##### Reading passage #####
Jackson Arn
At the time of his death in
1764, English artist William Hogarth was beloved by the same people he’d spent
the better part of his career satirizing. Over 40 years, he produced an
astonishing number of paintings and prints in which he bashed his countrymen
for their lewdness, stupidity, and sanctimony. By and large, their response
was: “More, please.” His works regularly fetched high prices, inspiring endless
reprints and knockoffs, and in 1757, British monarch George II appointed him
Serjeant Painter to the King, one of the sweetest plums in a career full of
them.
In his poker-faced
self-portrait The Painter and his Pug (1745), Hogarth already looks the part of
a reluctant national icon. He depicts himself as a
painting-within-the-painting, balanced on a pile of magisterial, leather-bound
books. The dog on the right side of the frame is his real-life pet, Trump
(these were simpler times), while the palette on the left bears an ogee curve,
the famous “line of beauty” he discusses at length in his writings. These are
appropriate props for an artist whose best work mixes erudition with
animalistic unpretentiousness.
##### Dataset #####
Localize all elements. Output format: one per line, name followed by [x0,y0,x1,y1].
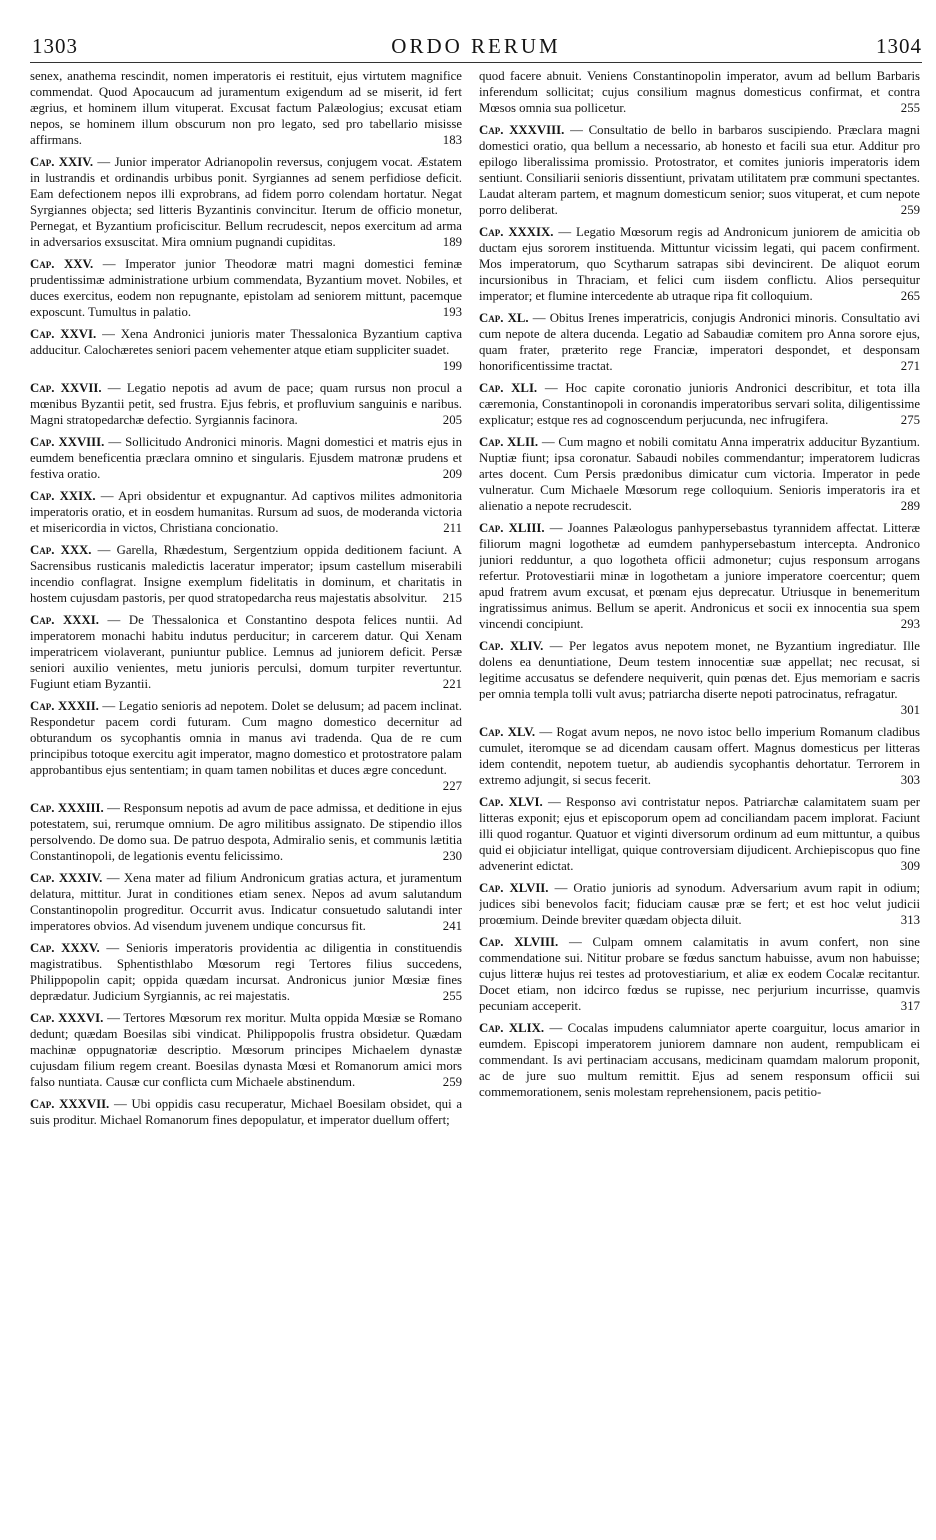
left-column [30,68,462,1530]
chapter-label: Cap. XLIV. [479,639,544,653]
chapter-label: Cap. XLIII. [479,521,545,535]
chapter-summary: — Consultatio de bello in barbaros suscipiendo. Præclara magni domestici oratio, qua bellum a necessario, ab honesto et facili sua etur. Additur pro epilogo liberalissima promissio. Protostrator, et comites junioris imperatoris idem sentiunt. Consiliarii senioris dissentiunt, privatam utilitatem præ communi spectantes. Laudat alteram partem, et magnum domesticum senior; suos vituperat, et cum nepote porro deliberat. [479,123,920,217]
chapter-entry [30,326,462,374]
chapter-label: Cap. XXXV. [30,941,100,955]
chapter-label: Cap. XLIX. [479,1021,545,1035]
page-reference: 255 [900,101,920,115]
chapter-summary: — Culpam omnem calamitatis in avum confert, non sine commendatione sui. Nititur probare se fœdus sanctum habuisse, avum non habuisse; cujus litteræ hujus rei testes ad protovestiarium, et aliæ ex eodem Cocalæ recitantur. Docet etiam, non idcirco fœdus se rupisse, nec perjurium incurrisse, quamvis pecuniam acceperit. [479,935,920,1013]
chapter-label: Cap. XLV. [479,725,536,739]
chapter-label: Cap. XL. [479,311,529,325]
chapter-entry [30,434,462,482]
page-number-right: 1304 [876,34,922,58]
chapter-label: Cap. XLVI. [479,795,543,809]
page-reference: 255 [442,989,462,1003]
chapter-label: Cap. XLVIII. [479,935,559,949]
chapter-label: Cap. XXVIII. [30,435,105,449]
chapter-label: Cap. XXXIV. [30,871,103,885]
chapter-entry [479,724,920,788]
chapter-label: Cap. XXVI. [30,327,97,341]
chapter-entry [30,256,462,320]
page-reference: 259 [900,203,920,217]
page-reference: 241 [442,919,462,933]
chapter-summary: senex, anathema rescindit, nomen imperatoris ei restituit, ejus virtutem magnifice commendat. Quod Apocaucum ad juramentum exigendum ad se miserit, id fert ægrius, et hominem illum vituperat. Excusat factum Palæologius; excusat etiam nepos, se hominem illum obscurum non pro legato, sed pro tabellario misisse affirmans. [30,69,462,147]
chapter-summary: — Xena mater ad filium Andronicum gratias actura, et juramentum delatura, mittitur. Jurat in conditiones etiam senex. Nepos ad avum salutandum Constantinopolin progreditur. Occurrit avus. Indicatur consuetudo salutandi inter imperatores obvios. Ad visendum juvenem undique concursus fit. [30,871,462,933]
page-reference: 199 [442,359,462,373]
chapter-entry [479,310,920,374]
page-reference: 211 [443,521,462,535]
page-reference: 259 [442,1075,462,1089]
chapter-entry [479,520,920,632]
page-reference: 230 [442,849,462,863]
page-reference: 301 [900,703,920,717]
chapter-entry [479,794,920,874]
chapter-summary: — Per legatos avus nepotem monet, ne Byzantium ingrediatur. Ille dolens ea denuntiatione, Deum testem innocentiæ suæ appellat; nec recusat, si legitime accusatus se defendere nequiverit, quin pœnas det. Ejus memoriam e sacris per omnia templa tolli vult avus; patriarcha diserte nepoti patrocinatus, refragatur. [479,639,920,701]
page-reference: 221 [442,677,462,691]
chapter-summary: — Tertores Mœsorum rex moritur. Multa oppida Mœsiæ se Romano dedunt; quædam Boesilas sibi vindicat. Philippopolis frustra obsidetur. Quædam machinæ oppugnatoriæ descriptio. Mœsorum principes Michaelem dynastæ cujusdam filium regem creant. Boesilas dynasta Mœsi et Romanorum amici mors falso nuntiata. Causæ cur conflicta cum Michaele abstinendum. [30,1011,462,1089]
running-title: ORDO RERUM [391,34,561,58]
chapter-entry [30,380,462,428]
chapter-label: Cap. XXX. [30,543,92,557]
chapter-label: Cap. XXV. [30,257,94,271]
page-reference: 313 [900,913,920,927]
page-number-left: 1303 [32,34,78,58]
chapter-summary: — Obitus Irenes imperatricis, conjugis Andronici minoris. Consultatio avi cum nepote de altera ducenda. Legatio ad Sabaudiæ comitem pro Anna sorore ejus, quam frater, præterito rege Franciæ, imperatori despondet, et desponsam honorificentissime tractat. [479,311,920,373]
page-reference: 205 [442,413,462,427]
page-reference: 289 [900,499,920,513]
chapter-entry [30,870,462,934]
chapter-label: Cap. XLII. [479,435,539,449]
page-reference: 193 [442,305,462,319]
page-reference: 227 [442,779,462,793]
chapter-summary: — Legatio nepotis ad avum de pace; quam rursus non procul a mœnibus Byzantii petit, sed frustra. Ejus febris, et profluvium sanguinis e naribus. Magni stratopedarchæ defectio. Syrgiannis facinora. [30,381,462,427]
chapter-summary: — Imperator junior Theodoræ matri magni domestici feminæ prudentissimæ administratione urbium commendata, Byzantium movet. Nobiles, et duces exercitus, eodem non repugnante, epistolam ad seniorem mittunt, pacemque exposcunt. Tumultus in palatio. [30,257,462,319]
chapter-label: Cap. XXIV. [30,155,94,169]
chapter-entry [30,154,462,250]
chapter-summary: — Senioris imperatoris providentia ac diligentia in constituendis magistratibus. Sphentisthlabo Mœsorum regi Tertores filius succedens, Philippopolin capit; oppida quædam incursat. Andronicus junior Mœsiæ fines deprædatur. Judicium Syrgiannis, ac rei majestatis. [30,941,462,1003]
chapter-label: Cap. XXXVI. [30,1011,104,1025]
chapter-summary: — Rogat avum nepos, ne novo istoc bello imperium Romanum cladibus cumulet, iteromque se ad dicendam causam offert. Magnus domesticus per litteras idem contendit, nepotem tuetur, ab audiendis sycophantis dehortatur. Terrorem in extremo adjungit, si secus fecerit. [479,725,920,787]
chapter-entry [479,434,920,514]
chapter-entry [30,542,462,606]
page-reference: 209 [442,467,462,481]
chapter-entry [30,940,462,1004]
chapter-summary: — De Thessalonica et Constantino despota felices nuntii. Ad imperatorem monachi habitu indutus perducitur; in carcerem datur. Qui Xenam imperatricem violaverant, puniuntur publice. Lemnus ad juniorem deficit. Persæ seniori auxilio venientes, metu junioris perculsi, domum turpiter revertuntur. Fugiunt etiam Byzantii. [30,613,462,691]
page-reference: 317 [900,999,920,1013]
page-reference: 183 [442,133,462,147]
chapter-entry [479,224,920,304]
chapter-entry [479,880,920,928]
chapter-summary: — Responsum nepotis ad avum de pace admissa, et deditione in ejus potestatem, sui, rerumque omnium. De agro militibus assignato. De stipendio illos persolvendo. De domo sua. De patruo despota, Admiralio senis, et communis lætitia Constantinopoli, de legationis eventu felicissimo. [30,801,462,863]
chapter-label: Cap. XLI. [479,381,538,395]
page-reference: 215 [442,591,462,605]
right-column [479,68,920,1530]
page-reference: 271 [900,359,920,373]
chapter-label: Cap. XXXIII. [30,801,104,815]
chapter-entry [479,1020,920,1100]
chapter-label: Cap. XLVII. [479,881,549,895]
chapter-summary: — Xena Andronici junioris mater Thessalonica Byzantium captiva adducitur. Calochæretes seniori pacem vehementer atque etiam suppliciter suadet. [30,327,462,357]
chapter-summary: — Legatio senioris ad nepotem. Dolet se delusum; ad pacem inclinat. Respondetur pacem cordi futuram. Cum magno domestico decernitur ad obturandum os sycophantis omnia in manus avi tradenda. Qua de re cum principibus totoque exercitu agit imperator, magno domestico et protostratore palam approbantibus ejus sententiam; in quam tamen nobilitas et duces ægre concedunt. [30,699,462,777]
chapter-label: Cap. XXXVII. [30,1097,110,1111]
chapter-label: Cap. XXXII. [30,699,99,713]
running-head [30,32,922,63]
chapter-entry [30,488,462,536]
chapter-summary: quod facere abnuit. Veniens Constantinopolin imperator, avum ad bellum Barbaris inferendum sollicitat; cujus consilium magnus domesticus confirmat, et contra Mœsos omnia sua pollicetur. [479,69,920,115]
page-reference: 265 [900,289,920,303]
chapter-label: Cap. XXIX. [30,489,96,503]
chapter-entry [479,934,920,1014]
page-reference: 275 [900,413,920,427]
chapter-entry [30,68,462,148]
chapter-label: Cap. XXVII. [30,381,102,395]
chapter-label: Cap. XXXI. [30,613,99,627]
chapter-entry [479,68,920,116]
chapter-summary: — Ubi oppidis casu recuperatur, Michael Boesilam obsidet, qui a suis proditur. Michael Romanorum fines depopulatur, et imperator duellum offert; [30,1097,462,1127]
chapter-summary: — Cocalas impudens calumniator aperte coarguitur, locus amarior in eumdem. Episcopi imperatorem juniorem damnare non audent, rempublicam ei commendant. Is avi pertinaciam accusans, medicinam quamdam malorum proponit, ac de jure suo multum remittit. Ejus ad senem responsum officii sui commemorationem, senis molestam reprehensionem, pacis petitio- [479,1021,920,1099]
chapter-summary: — Cum magno et nobili comitatu Anna imperatrix adducitur Byzantium. Nuptiæ fiunt; ipsa coronatur. Sabaudi nobiles commendantur; imperatorem ludicras artes docent. Cum Persis prædonibus dimicatur cum victoria. Imperator in pede vulneratur. Cum Michaele Mœsorum rege colloquium. Senioris imperatoris ira et alienatio a nepote recrudescit. [479,435,920,513]
page-reference: 303 [900,773,920,787]
chapter-summary: — Garella, Rhædestum, Sergentzium oppida deditionem faciunt. A Sacrensibus rusticanis maledictis laceratur imperator; ipsum castellum miserabili incendio conflagrat. Insigne exemplum fidelitatis in dominum, et charitatis in hostem cujusdam pastoris, per quod stratopedarcha reus majestatis absolvitur. [30,543,462,605]
chapter-summary: — Legatio Mœsorum regis ad Andronicum juniorem de amicitia ob ductam ejus sororem instituenda. Mittuntur vicissim legati, qui pacem confirment. Mos imperatorum, quo Scytharum satrapas sibi devincirent. De aliquot eorum incursionibus in Thraciam, et felici cum iisdem conflictu. Alios persequitur imperator; et flumine intercedente ab utraque ripa fit colloquium. [479,225,920,303]
chapter-summary: — Sollicitudo Andronici minoris. Magni domestici et matris ejus in eumdem beneficentia præclara omnino et singularis. Ejusdem matronæ prudens et festiva oratio. [30,435,462,481]
chapter-entry [30,800,462,864]
page-reference: 189 [442,235,462,249]
page-reference: 293 [900,617,920,631]
chapter-entry [30,1096,462,1128]
chapter-entry [479,638,920,718]
chapter-label: Cap. XXXIX. [479,225,554,239]
chapter-entry [479,380,920,428]
chapter-summary: — Hoc capite coronatio junioris Andronici describitur, et tota illa cæremonia, Constantinopoli in coronandis imperatoribus servari solita, diligentissime explicatur; estque res ad cognoscendum perjucunda, nec infrugifera. [479,381,920,427]
page-reference: 309 [900,859,920,873]
chapter-summary: — Oratio junioris ad synodum. Adversarium avum rapit in odium; judices sibi benevolos facit; fiduciam causæ præ se fert; et est hoc velut judicii proœmium. Deinde breviter quædam objecta diluit. [479,881,920,927]
chapter-summary: — Responso avi contristatur nepos. Patriarchæ calamitatem suam per litteras exponit; ejus et episcoporum opem ad conciliandam pacem implorat. Faciunt illi quod rogantur. Quatuor et viginti diversorum ordinum ad eum mittuntur, a quibus quid ei objiciatur intelligat, quique controversiam dijudicent. Archiepiscopus quo fine advenerint edictat. [479,795,920,873]
chapter-entry [30,612,462,692]
chapter-entry [479,122,920,218]
chapter-summary: — Joannes Palæologus panhypersebastus tyrannidem affectat. Litteræ filiorum magni logothetæ ad eumdem panhypersebastum intercepta. Andronico juniori redduntur, a quo logotheta officii admonetur; cujus responsum arrogans refertur. Protovestiarii minæ in logothetam a juniore imperatore coercentur; quem apud fratrem avum excusat, et pœnam ejus deprecatur. Utriusque in benemeritum ingratissimus animus. Bellum se aperit. Andronicus et socii ex innocentia sua spem vincendi concipiunt. [479,521,920,631]
chapter-entry [30,1010,462,1090]
chapter-summary: — Junior imperator Adrianopolin reversus, conjugem vocat. Æstatem in lustrandis et ordinandis urbibus ponit. Syrgiannes ad senem perfidiose deficit. Eam defectionem nepos illi exprobrans, ad fidem porro colendam hortatur. Negat Syrgiannes objecta; sed litteris Byzantinis convincitur. Iterum de officio monetur, Pernegat, et Byzantium proficiscitur. Bellum recrudescit, nepos exercitum ad arma in adversarios exsuscitat. Mira omnium pugnandi cupiditas. [30,155,462,249]
chapter-summary: — Apri obsidentur et expugnantur. Ad captivos milites admonitoria imperatoris oratio, et in eosdem humanitas. Rursum ad suos, de moderanda victoria et misericordia in victos, Christiana concionatio. [30,489,462,535]
chapter-entry [30,698,462,794]
chapter-label: Cap. XXXVIII. [479,123,565,137]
#####
Exercise requirements:
[A] Output the part of the Hogarth passage starting at "In his poker-faced" and ending at "animalistic unpretentiousness.".
[B] In the Hogarth passage, what is the name of the artist's real-life pet dog shown in The Painter and his Pug?
The entries are separate material from the Hogarth passage.

Outputs for the tasks:
[A]
In his poker-faced
self-portrait The Painter and his Pug (1745), Hogarth already looks the part of
a reluctant national icon. He depicts himself as a
painting-within-the-painting, balanced on a pile of magisterial, leather-bound
books. The dog on the right side of the frame is his real-life pet, Trump
(these were simpler times), while the palette on the left bears an ogee curve,
the famous “line of beauty” he discusses at length in his writings. These are
appropriate props for an artist whose best work mixes erudition with
animalistic unpretentiousness.

[B] Trump